*Given problem:*
Below are the records. List every line holding the word "JSON".

*Rows:*
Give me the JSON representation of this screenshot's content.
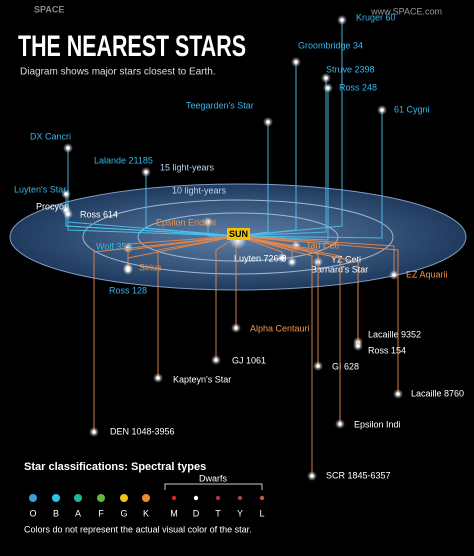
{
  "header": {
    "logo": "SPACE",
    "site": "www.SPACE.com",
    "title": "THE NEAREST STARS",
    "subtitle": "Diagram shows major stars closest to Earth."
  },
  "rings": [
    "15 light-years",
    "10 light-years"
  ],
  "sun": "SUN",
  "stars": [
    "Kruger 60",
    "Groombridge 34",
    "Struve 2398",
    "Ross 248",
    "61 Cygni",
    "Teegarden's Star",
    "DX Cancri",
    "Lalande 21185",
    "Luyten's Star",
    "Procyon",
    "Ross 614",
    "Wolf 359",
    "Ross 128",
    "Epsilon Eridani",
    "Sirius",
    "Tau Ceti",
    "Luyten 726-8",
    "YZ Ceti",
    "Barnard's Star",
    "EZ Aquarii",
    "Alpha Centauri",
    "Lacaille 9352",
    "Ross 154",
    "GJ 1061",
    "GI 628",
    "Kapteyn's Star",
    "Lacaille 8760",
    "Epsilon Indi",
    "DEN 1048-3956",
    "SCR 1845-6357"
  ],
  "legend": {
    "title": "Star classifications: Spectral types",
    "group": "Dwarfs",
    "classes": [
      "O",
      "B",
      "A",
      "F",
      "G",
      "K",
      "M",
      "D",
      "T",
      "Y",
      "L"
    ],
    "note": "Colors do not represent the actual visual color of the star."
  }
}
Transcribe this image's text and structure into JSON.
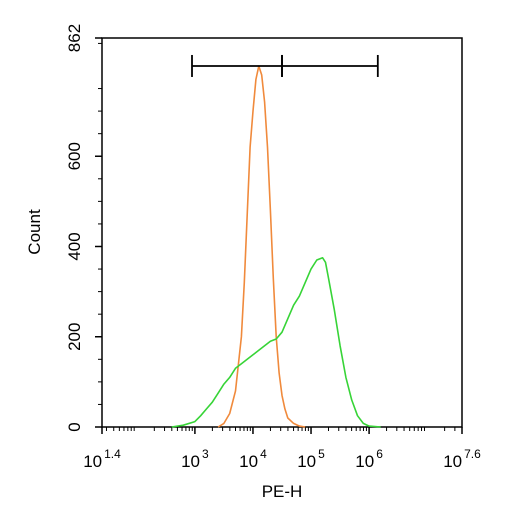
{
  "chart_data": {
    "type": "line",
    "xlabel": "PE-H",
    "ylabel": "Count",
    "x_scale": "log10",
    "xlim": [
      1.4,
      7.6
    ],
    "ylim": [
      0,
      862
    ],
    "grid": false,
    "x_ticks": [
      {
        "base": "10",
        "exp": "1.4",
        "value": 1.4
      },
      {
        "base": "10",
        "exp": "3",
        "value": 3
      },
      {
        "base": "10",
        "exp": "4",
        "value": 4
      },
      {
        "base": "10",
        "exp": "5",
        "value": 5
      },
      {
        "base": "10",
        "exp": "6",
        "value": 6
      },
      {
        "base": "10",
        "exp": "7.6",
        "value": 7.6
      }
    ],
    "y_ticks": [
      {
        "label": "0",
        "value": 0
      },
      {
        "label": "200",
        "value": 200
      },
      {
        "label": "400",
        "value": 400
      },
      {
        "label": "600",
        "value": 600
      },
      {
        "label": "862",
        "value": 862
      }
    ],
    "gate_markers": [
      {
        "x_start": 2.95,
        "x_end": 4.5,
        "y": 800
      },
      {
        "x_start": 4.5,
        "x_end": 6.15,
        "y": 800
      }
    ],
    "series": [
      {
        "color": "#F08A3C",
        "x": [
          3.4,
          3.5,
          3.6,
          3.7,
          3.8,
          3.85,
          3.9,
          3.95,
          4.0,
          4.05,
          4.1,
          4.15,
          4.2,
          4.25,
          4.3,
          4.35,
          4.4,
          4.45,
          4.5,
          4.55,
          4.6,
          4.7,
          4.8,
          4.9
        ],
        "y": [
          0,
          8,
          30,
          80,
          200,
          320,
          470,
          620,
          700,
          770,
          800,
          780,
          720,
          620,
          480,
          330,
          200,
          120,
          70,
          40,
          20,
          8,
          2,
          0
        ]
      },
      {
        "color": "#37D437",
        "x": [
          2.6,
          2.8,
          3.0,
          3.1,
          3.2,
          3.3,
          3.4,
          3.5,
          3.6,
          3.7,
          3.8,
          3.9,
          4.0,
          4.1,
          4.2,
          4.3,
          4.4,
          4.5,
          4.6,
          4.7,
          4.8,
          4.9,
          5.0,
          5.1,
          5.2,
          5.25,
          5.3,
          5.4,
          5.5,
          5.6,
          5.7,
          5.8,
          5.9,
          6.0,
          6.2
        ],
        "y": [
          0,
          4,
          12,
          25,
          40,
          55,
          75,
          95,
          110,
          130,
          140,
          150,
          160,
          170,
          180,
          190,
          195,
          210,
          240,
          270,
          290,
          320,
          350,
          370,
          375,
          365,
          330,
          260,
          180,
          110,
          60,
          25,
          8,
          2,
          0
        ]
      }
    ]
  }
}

*The answer:*
Give me the JSON representation of this screenshot's content.
Transcribe this image's text and structure into JSON.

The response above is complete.